Sebutannya saja pemburu, maka kerjanya memburu. Kamus Besar Bahasa Indonesia (KBBI) menuliskan, salah satu arti dari kata “memburu” adalah “berusaha keras supaya mendapat (uang, pangkat, kekayaan, kekuasaan, dan sebagainya).
Arti kata “memburu” itu sejalan dengan apa yang dihasrati manusia, yakni kata Herry-Priyono (2022) mengutip filsuf pokitik Thomas Hobbes (1588-1679) keberhasilan atau felicity. Yang dimaksud keberhasilan adalah meraih obyek hasrat secara terus menerus. Untuk mencapai itu, manusia butuh sarana yang disebut kekuasaan (power): harta, reputasi, jaringan teman, jaringan pemilik modal, jaringan tokoh termasuk tokoh agama, jaringan ormas, dan sebagainya termasuk jaringan buzzer.
Kata “pemburu” bila disandingkan dengan kata lain, akan memiliki arti lain. Misalnya, pemburu rente (secara sederhana yang dimaksud pemburu rente adalah pengusaha yang memanfaatkan penguasa untuk mendapat keuntungan lebih dari selisih yang diperoleh antara jumlah yang dibayar dengan kebaikan hati penguasa atau pejabat pemerintah).
Ada lagi pemburu harta karun, pemburu kuntilanak, pemburu preman, pemburu kepala (headhunter), pemburu hadiah, pemburu tepuk tangan, pemburu risiko, pemburu hikmah, pemburu mimpi, pemburu cinta, pemburu kebenaran atau filsuf ( yang diburu adalah kebenaran hakiki tentang seluruh realitas dan setiap hal yang dapat dipersoalkan), dan masih banyak lagi, bisa ditambah sendiri.

=-=-=-=-=

» TANTANGAN A
Tentukan apakah setiap pernyataan berikut sesuai dengan teks tentang arti kata “pemburu”. Jawab ya atau tidak, lalu kutip kata-kata teks yang menentukannya. (i) KBBI mencatat salah satu arti “memburu” sebagai upaya keras untuk memperoleh uang, pangkat, kekayaan, atau kekuasaan. (ii) Jaringan buzzer disebut sebagai salah satu sarana kekuasaan. (iii) Pemburu rente didefinisikan sebagai pejabat pemerintah yang memanfaatkan pengusaha demi keuntungan.
» TANTANGAN B
Sambung teks tentang arti kata “pemburu” mulai dari titik terakhirnya.

Data anotasi kotak
=-=-=-=-=

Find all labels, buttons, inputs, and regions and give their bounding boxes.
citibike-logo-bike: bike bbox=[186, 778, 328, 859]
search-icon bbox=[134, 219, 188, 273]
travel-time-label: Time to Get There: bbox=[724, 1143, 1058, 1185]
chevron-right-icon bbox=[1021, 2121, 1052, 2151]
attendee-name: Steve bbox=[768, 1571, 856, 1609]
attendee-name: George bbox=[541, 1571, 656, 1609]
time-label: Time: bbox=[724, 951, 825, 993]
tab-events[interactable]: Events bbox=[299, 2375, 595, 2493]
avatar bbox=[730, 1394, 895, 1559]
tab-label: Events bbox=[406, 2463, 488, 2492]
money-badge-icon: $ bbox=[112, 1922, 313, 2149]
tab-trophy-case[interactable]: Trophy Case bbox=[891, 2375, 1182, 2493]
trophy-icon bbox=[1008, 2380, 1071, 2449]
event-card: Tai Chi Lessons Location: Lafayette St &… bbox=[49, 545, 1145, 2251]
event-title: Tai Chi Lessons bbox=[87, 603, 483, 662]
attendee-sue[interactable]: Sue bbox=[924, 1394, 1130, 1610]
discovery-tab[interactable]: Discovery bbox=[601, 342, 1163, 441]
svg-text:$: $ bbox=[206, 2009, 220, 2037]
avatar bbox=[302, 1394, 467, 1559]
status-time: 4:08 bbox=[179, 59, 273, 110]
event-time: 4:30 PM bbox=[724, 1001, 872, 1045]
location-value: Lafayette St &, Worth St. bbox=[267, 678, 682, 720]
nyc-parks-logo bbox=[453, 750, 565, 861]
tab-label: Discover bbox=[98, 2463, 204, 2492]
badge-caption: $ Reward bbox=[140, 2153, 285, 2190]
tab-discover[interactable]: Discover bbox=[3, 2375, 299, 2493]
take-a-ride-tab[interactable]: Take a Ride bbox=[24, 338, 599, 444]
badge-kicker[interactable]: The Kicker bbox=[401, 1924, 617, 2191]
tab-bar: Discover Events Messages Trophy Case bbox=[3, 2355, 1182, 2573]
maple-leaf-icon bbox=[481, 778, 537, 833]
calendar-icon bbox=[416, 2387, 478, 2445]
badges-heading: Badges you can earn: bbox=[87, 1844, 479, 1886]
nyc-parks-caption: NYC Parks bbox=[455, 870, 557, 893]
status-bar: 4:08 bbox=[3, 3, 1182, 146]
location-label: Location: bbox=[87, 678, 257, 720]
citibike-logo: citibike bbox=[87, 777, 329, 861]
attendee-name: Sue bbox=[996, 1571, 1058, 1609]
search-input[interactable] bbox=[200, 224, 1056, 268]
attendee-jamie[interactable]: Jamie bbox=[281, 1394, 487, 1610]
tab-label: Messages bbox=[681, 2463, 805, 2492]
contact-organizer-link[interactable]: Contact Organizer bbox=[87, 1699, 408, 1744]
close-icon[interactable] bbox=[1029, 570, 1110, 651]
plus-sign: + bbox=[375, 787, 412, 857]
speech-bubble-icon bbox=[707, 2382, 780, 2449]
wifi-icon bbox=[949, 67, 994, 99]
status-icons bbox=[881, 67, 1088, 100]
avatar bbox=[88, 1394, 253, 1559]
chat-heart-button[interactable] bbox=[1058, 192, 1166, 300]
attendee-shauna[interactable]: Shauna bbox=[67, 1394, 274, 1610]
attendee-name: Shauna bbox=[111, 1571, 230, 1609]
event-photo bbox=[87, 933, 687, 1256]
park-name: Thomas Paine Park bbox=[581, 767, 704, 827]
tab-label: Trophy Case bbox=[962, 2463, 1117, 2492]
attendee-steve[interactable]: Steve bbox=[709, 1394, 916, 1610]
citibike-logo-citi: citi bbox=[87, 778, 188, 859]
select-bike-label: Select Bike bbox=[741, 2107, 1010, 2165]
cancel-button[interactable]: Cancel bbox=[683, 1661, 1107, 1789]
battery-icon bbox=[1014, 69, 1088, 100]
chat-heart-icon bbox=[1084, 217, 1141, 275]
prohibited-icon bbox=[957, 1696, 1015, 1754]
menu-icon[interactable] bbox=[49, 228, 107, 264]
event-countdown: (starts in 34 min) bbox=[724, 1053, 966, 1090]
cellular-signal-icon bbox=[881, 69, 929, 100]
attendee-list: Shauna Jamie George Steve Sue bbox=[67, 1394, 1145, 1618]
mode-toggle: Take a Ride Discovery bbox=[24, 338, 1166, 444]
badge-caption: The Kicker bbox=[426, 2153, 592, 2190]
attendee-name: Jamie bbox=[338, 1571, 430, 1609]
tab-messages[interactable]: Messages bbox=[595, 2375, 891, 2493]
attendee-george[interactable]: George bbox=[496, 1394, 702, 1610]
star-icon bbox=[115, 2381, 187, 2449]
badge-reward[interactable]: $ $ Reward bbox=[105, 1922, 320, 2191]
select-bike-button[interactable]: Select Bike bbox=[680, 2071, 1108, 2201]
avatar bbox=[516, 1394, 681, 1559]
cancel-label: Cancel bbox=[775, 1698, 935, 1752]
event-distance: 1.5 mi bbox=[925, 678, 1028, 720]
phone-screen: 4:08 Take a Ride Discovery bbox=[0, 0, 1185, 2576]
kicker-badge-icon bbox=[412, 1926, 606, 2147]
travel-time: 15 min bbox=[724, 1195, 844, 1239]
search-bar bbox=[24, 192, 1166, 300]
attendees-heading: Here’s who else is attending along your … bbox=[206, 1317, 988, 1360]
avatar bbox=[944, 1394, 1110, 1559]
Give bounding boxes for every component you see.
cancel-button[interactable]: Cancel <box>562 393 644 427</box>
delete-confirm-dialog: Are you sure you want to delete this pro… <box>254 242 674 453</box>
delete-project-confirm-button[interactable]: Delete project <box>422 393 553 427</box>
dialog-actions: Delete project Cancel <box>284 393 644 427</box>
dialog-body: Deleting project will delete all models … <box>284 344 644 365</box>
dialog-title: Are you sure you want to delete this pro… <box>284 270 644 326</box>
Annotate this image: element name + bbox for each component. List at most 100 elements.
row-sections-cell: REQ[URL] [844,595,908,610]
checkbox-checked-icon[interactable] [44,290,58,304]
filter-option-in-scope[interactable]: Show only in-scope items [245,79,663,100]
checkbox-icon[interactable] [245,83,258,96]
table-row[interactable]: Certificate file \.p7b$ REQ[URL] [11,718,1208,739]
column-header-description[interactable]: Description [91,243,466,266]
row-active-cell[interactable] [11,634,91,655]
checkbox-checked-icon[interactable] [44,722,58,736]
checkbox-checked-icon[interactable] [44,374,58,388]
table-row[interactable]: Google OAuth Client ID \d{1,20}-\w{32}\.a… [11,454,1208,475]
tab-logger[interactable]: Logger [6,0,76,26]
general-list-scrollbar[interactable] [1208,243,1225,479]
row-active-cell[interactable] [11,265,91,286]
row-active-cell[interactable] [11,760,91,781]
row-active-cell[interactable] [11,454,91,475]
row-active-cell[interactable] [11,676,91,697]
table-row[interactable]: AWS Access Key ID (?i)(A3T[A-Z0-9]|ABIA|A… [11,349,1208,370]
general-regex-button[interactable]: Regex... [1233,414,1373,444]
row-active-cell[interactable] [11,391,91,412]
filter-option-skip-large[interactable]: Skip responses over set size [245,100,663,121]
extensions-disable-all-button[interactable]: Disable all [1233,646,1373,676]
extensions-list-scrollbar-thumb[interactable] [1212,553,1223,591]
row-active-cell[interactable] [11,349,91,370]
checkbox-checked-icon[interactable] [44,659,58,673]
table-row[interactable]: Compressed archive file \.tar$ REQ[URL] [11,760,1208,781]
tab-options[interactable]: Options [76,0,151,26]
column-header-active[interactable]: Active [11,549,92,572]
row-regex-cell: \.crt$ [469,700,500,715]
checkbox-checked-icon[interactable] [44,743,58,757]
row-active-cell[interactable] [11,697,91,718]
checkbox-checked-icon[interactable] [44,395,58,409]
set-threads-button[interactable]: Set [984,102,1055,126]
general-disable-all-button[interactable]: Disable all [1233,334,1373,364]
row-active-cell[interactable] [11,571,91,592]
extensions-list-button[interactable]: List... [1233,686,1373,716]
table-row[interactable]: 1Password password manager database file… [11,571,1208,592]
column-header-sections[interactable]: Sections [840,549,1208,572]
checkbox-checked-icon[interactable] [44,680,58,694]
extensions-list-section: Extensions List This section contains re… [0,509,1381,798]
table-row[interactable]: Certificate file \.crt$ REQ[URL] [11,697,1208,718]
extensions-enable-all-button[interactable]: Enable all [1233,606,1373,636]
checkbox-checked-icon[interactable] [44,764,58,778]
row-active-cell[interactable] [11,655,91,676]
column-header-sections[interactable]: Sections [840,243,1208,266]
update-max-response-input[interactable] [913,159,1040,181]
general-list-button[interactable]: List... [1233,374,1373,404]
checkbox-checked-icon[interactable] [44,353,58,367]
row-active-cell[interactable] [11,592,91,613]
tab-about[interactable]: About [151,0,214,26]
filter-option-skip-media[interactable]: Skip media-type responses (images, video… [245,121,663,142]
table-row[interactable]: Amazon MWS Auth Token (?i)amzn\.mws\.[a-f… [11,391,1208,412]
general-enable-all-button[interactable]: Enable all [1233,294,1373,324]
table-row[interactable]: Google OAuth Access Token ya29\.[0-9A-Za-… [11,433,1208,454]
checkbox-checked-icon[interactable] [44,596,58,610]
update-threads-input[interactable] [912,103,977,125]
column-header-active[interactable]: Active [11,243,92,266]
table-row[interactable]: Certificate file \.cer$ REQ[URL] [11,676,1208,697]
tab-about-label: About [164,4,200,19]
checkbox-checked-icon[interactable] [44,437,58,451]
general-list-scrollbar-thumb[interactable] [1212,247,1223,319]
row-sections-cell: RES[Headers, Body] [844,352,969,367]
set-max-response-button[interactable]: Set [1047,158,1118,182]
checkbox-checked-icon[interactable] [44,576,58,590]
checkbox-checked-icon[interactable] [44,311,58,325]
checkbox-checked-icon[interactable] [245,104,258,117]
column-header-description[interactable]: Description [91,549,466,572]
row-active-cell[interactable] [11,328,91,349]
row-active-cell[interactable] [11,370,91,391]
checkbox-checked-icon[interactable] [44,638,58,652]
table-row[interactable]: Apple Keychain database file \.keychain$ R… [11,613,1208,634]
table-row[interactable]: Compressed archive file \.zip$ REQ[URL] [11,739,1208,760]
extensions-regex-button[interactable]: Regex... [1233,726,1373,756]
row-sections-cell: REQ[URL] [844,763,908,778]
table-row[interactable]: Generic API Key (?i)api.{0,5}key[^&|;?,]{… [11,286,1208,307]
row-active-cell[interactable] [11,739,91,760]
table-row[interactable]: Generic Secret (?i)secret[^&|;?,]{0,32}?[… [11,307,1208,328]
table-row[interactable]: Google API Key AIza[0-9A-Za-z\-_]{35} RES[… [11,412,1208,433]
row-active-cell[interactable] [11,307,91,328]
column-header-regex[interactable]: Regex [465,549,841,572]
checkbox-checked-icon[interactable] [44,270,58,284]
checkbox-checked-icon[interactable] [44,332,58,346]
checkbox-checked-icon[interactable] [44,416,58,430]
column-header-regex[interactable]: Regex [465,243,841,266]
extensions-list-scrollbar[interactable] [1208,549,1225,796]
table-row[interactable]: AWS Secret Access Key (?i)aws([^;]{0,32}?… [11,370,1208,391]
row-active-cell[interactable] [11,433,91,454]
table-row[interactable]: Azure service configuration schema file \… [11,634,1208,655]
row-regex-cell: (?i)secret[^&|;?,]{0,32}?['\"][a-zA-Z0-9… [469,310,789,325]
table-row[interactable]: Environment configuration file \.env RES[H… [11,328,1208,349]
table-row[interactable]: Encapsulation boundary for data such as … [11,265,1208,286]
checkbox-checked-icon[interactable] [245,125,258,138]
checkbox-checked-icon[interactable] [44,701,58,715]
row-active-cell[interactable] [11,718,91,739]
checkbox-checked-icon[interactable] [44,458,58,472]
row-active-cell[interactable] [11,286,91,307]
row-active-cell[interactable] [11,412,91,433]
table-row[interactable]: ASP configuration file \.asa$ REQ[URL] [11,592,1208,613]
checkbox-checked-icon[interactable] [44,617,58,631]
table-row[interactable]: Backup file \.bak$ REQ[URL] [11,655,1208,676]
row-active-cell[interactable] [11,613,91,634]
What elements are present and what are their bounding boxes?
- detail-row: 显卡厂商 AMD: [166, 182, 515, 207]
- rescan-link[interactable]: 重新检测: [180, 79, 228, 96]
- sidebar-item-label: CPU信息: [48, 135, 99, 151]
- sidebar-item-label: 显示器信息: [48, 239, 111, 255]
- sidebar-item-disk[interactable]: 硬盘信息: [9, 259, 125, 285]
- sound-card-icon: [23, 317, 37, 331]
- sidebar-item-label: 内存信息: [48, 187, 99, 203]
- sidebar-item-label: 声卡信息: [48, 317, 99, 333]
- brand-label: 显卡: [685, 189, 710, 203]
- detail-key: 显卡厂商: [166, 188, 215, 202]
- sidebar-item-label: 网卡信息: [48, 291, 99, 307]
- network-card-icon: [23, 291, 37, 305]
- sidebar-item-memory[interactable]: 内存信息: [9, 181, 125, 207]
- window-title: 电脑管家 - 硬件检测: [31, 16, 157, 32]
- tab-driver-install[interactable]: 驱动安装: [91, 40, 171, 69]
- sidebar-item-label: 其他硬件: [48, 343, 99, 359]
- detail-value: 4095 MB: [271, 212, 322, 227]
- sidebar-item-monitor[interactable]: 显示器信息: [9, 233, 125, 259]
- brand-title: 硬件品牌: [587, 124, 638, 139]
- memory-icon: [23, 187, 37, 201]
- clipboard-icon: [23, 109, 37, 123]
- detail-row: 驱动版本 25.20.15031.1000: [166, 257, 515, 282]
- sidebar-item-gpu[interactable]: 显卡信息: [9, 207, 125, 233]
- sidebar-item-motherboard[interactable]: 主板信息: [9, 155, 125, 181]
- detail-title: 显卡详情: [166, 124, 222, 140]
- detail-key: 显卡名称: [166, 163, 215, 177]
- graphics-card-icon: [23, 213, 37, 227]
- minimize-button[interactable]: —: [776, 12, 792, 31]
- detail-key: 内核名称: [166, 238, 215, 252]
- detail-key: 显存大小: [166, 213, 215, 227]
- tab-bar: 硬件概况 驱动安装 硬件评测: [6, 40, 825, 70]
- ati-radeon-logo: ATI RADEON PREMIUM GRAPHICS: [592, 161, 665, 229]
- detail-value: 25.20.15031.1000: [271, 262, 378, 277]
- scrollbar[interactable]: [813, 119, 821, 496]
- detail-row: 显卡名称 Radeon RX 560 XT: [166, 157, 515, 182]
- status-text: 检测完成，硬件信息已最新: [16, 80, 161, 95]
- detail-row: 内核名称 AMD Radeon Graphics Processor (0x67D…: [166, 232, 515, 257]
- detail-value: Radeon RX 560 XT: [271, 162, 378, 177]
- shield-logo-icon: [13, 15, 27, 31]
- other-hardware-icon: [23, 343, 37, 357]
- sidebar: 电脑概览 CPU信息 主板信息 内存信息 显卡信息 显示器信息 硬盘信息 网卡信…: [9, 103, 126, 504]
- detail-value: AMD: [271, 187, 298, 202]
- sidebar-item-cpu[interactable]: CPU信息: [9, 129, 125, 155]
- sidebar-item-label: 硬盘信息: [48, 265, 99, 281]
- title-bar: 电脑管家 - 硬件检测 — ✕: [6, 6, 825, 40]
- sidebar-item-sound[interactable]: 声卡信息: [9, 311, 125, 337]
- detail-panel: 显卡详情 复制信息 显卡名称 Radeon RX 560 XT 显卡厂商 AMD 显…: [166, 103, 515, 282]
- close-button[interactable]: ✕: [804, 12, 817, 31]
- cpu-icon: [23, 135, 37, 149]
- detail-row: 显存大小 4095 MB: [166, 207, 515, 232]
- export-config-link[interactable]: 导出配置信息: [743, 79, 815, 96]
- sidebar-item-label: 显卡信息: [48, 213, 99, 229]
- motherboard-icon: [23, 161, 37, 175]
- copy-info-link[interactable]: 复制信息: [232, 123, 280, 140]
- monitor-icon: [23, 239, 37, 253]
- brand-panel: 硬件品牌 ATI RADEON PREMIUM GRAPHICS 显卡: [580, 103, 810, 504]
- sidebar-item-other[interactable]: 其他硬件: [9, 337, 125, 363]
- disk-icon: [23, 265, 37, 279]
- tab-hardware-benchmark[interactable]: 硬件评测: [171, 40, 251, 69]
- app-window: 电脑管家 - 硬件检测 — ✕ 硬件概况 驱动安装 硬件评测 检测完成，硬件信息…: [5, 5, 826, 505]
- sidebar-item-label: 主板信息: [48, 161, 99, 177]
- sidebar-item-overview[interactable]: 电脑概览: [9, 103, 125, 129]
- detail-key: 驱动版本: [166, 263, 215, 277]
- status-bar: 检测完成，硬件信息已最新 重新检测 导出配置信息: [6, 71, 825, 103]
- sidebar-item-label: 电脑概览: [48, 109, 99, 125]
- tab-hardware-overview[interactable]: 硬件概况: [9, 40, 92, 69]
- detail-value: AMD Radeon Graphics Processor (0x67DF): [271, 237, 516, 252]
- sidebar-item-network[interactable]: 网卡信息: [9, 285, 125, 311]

=-=-=-=-=

» JAWABAN AKHIR A
(i) Ya: “berusaha keras supaya mendapat (uang, pangkat, kekayaan, kekuasaan, dan sebagainya)”
(ii) Ya: “termasuk jaringan buzzer”
(iii) Tidak: “pengusaha yang memanfaatkan penguasa untuk mendapat keuntungan”

» JAWABAN AKHIR B
Yang belakangan ini populer adalah pemburu kuasa. Bila kembali ke KBBI, “pemburu kuasa” ini dapat diartikan sebagai “pengejar dan pemuja kekuasaan.” Untuk dapat menangkap yang dikejar itu (kekuasaan) maka segala cara dilakukan: mulai dari yang lembut sampai yang kasar, dari yang intelek hingga yang tampak kurang terpelajar, dari yang santun sampai yang tak tahu malu, dari yang rasional hingga yang irrasional. Pendek kata, dengan menghalalkan segala cara dan jalan, yang oleh orang-orang pintar disebut Machiavellian.
Maka tidak mengherankan –tetapi, aja kagetan, aja gumunan–kalau para pemburu kekuasaan itu sekarang ini tampak alim, saleh, agamis, santun, sopan, peduli, penuh belarasa, merendah, dan tebar pesona; bahkan menyebut-nyebut dirinya keturunan tokoh besar dan kondang di masa lalu.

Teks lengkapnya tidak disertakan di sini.